* **What you need to do**: Write out the whole listing exactly as it stands.

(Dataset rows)
-=-=-

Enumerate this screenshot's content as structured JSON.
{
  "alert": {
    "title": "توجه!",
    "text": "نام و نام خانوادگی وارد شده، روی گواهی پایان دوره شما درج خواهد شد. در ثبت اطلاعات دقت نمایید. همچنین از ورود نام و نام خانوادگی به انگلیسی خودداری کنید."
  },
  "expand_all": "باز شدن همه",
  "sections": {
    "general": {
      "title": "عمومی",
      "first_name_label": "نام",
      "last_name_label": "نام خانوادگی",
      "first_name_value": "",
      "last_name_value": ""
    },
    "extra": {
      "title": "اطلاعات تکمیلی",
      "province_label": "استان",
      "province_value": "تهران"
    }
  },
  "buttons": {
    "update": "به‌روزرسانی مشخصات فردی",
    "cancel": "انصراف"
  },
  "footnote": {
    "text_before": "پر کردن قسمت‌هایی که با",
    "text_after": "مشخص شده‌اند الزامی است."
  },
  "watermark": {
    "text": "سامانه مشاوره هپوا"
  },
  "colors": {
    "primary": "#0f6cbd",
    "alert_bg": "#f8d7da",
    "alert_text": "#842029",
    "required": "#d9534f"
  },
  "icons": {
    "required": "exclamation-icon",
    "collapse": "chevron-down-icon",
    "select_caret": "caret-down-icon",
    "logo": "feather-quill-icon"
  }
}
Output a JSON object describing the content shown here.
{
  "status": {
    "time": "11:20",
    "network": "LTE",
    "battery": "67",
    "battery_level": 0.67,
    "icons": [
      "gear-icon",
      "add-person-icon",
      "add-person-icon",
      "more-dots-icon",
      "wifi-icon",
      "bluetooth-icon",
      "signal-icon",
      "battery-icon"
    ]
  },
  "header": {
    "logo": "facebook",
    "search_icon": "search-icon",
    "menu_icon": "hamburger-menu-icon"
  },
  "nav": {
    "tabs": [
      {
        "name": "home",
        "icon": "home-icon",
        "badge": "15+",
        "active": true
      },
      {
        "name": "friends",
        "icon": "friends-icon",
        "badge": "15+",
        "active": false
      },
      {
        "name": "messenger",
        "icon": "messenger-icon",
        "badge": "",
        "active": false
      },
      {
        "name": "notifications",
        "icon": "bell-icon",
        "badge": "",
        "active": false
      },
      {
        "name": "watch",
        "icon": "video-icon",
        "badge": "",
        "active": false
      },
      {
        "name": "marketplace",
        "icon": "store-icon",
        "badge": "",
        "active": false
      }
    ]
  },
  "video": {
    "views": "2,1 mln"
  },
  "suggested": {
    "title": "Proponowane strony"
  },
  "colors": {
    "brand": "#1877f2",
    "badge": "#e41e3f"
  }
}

-=-=-

* **Output**:
Enumerate this screenshot's content as structured JSON.
{
  "alert": {
    "title": "توجه!",
    "text": "نام و نام خانوادگی وارد شده، روی گواهی پایان دوره شما درج خواهد شد. در ثبت اطلاعات دقت نمایید. همچنین از ورود نام و نام خانوادگی به انگلیسی خودداری کنید."
  },
  "expand_all": "باز شدن همه",
  "sections": {
    "general": {
      "title": "عمومی",
      "first_name_label": "نام",
      "last_name_label": "نام خانوادگی",
      "first_name_value": "",
      "last_name_value": ""
    },
    "extra": {
      "title": "اطلاعات تکمیلی",
      "province_label": "استان",
      "province_value": "تهران"
    }
  },
  "buttons": {
    "update": "به‌روزرسانی مشخصات فردی",
    "cancel": "انصراف"
  },
  "footnote": {
    "text_before": "پر کردن قسمت‌هایی که با",
    "text_after": "مشخص شده‌اند الزامی است."
  },
  "watermark": {
    "text": "سامانه مشاوره هپوا"
  },
  "colors": {
    "primary": "#0f6cbd",
    "alert_bg": "#f8d7da",
    "alert_text": "#842029",
    "required": "#d9534f"
  },
  "icons": {
    "required": "exclamation-icon",
    "collapse": "chevron-down-icon",
    "select_caret": "caret-down-icon",
    "logo": "feather-quill-icon"
  }
}
Output a JSON object describing the content shown here.
{
  "status": {
    "time": "11:20",
    "network": "LTE",
    "battery": "67",
    "battery_level": 0.67,
    "icons": [
      "gear-icon",
      "add-person-icon",
      "add-person-icon",
      "more-dots-icon",
      "wifi-icon",
      "bluetooth-icon",
      "signal-icon",
      "battery-icon"
    ]
  },
  "header": {
    "logo": "facebook",
    "search_icon": "search-icon",
    "menu_icon": "hamburger-menu-icon"
  },
  "nav": {
    "tabs": [
      {
        "name": "home",
        "icon": "home-icon",
        "badge": "15+",
        "active": true
      },
      {
        "name": "friends",
        "icon": "friends-icon",
        "badge": "15+",
        "active": false
      },
      {
        "name": "messenger",
        "icon": "messenger-icon",
        "badge": "",
        "active": false
      },
      {
        "name": "notifications",
        "icon": "bell-icon",
        "badge": "",
        "active": false
      },
      {
        "name": "watch",
        "icon": "video-icon",
        "badge": "",
        "active": false
      },
      {
        "name": "marketplace",
        "icon": "store-icon",
        "badge": "",
        "active": false
      }
    ]
  },
  "video": {
    "views": "2,1 mln"
  },
  "suggested": {
    "title": "Proponowane strony"
  },
  "colors": {
    "brand": "#1877f2",
    "badge": "#e41e3f"
  }
}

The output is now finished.